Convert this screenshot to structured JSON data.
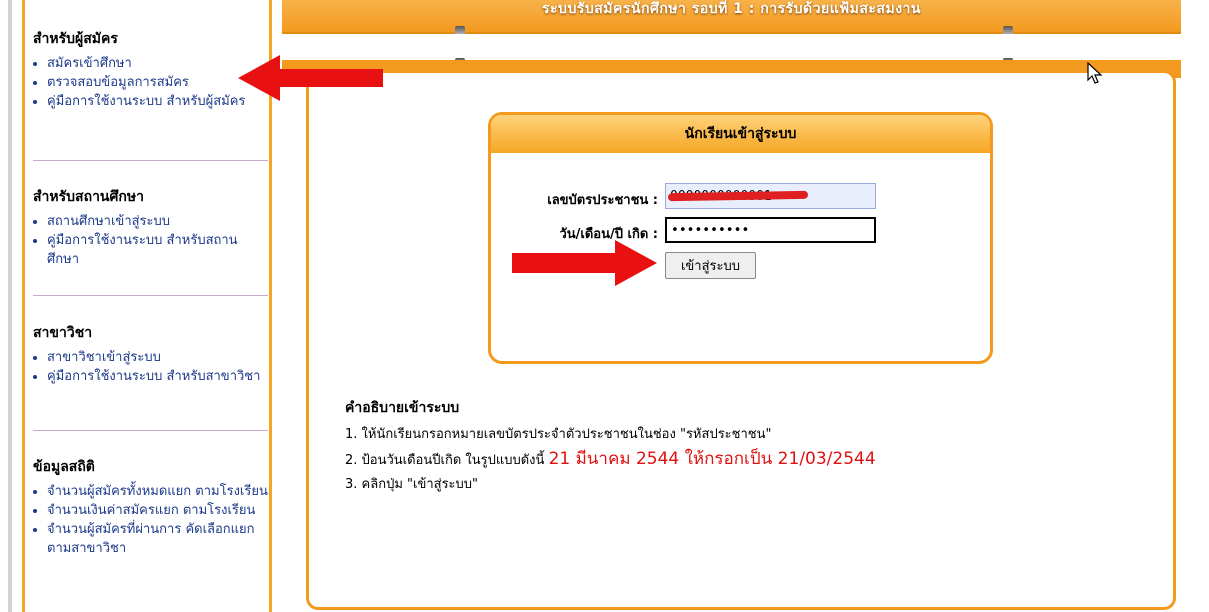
{
  "banner": {
    "title": "ระบบรับสมัครนักศึกษา รอบที่ 1 : การรับด้วยแฟ้มสะสมงาน"
  },
  "sidebar": {
    "applicant": {
      "heading": "สำหรับผู้สมัคร",
      "items": [
        "สมัครเข้าศึกษา",
        "ตรวจสอบข้อมูลการสมัคร",
        "คู่มือการใช้งานระบบ สำหรับผู้สมัคร"
      ]
    },
    "school": {
      "heading": "สำหรับสถานศึกษา",
      "items": [
        "สถานศึกษาเข้าสู่ระบบ",
        "คู่มือการใช้งานระบบ สำหรับสถานศึกษา"
      ]
    },
    "major": {
      "heading": "สาขาวิชา",
      "items": [
        "สาขาวิชาเข้าสู่ระบบ",
        "คู่มือการใช้งานระบบ สำหรับสาขาวิชา"
      ]
    },
    "stats": {
      "heading": "ข้อมูลสถิติ",
      "items": [
        "จำนวนผู้สมัครทั้งหมดแยก ตามโรงเรียน",
        "จำนวนเงินค่าสมัครแยก ตามโรงเรียน",
        "จำนวนผู้สมัครที่ผ่านการ คัดเลือกแยกตามสาขาวิชา"
      ]
    }
  },
  "login": {
    "header": "นักเรียนเข้าสู่ระบบ",
    "id_label": "เลขบัตรประชาชน :",
    "id_value": "0000000000001",
    "date_label": "วัน/เดือน/ปี เกิด :",
    "date_value": "••••••••••",
    "button": "เข้าสู่ระบบ"
  },
  "instructions": {
    "title": "คำอธิบายเข้าระบบ",
    "step1": "1. ให้นักเรียนกรอกหมายเลขบัตรประจำตัวประชาชนในช่อง \"รหัสประชาชน\"",
    "step2_prefix": "2. ป้อนวันเดือนปีเกิด ในรูปแบบดังนี้ ",
    "step2_highlight": "21 มีนาคม 2544 ให้กรอกเป็น 21/03/2544",
    "step3": "3. คลิกปุ่ม \"เข้าสู่ระบบ\""
  },
  "colors": {
    "accent": "#f39a1e",
    "link": "#1d3a8a",
    "annotation_arrow": "#e81010"
  }
}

○ ○ ○ ○ ○

**GOAL OF THE EXERCISE:**
Repeat the material above word for word, please, apart from its images.

**WRITTEN RESPONSE:**
Convert this screenshot to structured JSON data.
{
  "banner": {
    "title": "ระบบรับสมัครนักศึกษา รอบที่ 1 : การรับด้วยแฟ้มสะสมงาน"
  },
  "sidebar": {
    "applicant": {
      "heading": "สำหรับผู้สมัคร",
      "items": [
        "สมัครเข้าศึกษา",
        "ตรวจสอบข้อมูลการสมัคร",
        "คู่มือการใช้งานระบบ สำหรับผู้สมัคร"
      ]
    },
    "school": {
      "heading": "สำหรับสถานศึกษา",
      "items": [
        "สถานศึกษาเข้าสู่ระบบ",
        "คู่มือการใช้งานระบบ สำหรับสถานศึกษา"
      ]
    },
    "major": {
      "heading": "สาขาวิชา",
      "items": [
        "สาขาวิชาเข้าสู่ระบบ",
        "คู่มือการใช้งานระบบ สำหรับสาขาวิชา"
      ]
    },
    "stats": {
      "heading": "ข้อมูลสถิติ",
      "items": [
        "จำนวนผู้สมัครทั้งหมดแยก ตามโรงเรียน",
        "จำนวนเงินค่าสมัครแยก ตามโรงเรียน",
        "จำนวนผู้สมัครที่ผ่านการ คัดเลือกแยกตามสาขาวิชา"
      ]
    }
  },
  "login": {
    "header": "นักเรียนเข้าสู่ระบบ",
    "id_label": "เลขบัตรประชาชน :",
    "id_value": "0000000000001",
    "date_label": "วัน/เดือน/ปี เกิด :",
    "date_value": "••••••••••",
    "button": "เข้าสู่ระบบ"
  },
  "instructions": {
    "title": "คำอธิบายเข้าระบบ",
    "step1": "1. ให้นักเรียนกรอกหมายเลขบัตรประจำตัวประชาชนในช่อง \"รหัสประชาชน\"",
    "step2_prefix": "2. ป้อนวันเดือนปีเกิด ในรูปแบบดังนี้ ",
    "step2_highlight": "21 มีนาคม 2544 ให้กรอกเป็น 21/03/2544",
    "step3": "3. คลิกปุ่ม \"เข้าสู่ระบบ\""
  },
  "colors": {
    "accent": "#f39a1e",
    "link": "#1d3a8a",
    "annotation_arrow": "#e81010"
  }
}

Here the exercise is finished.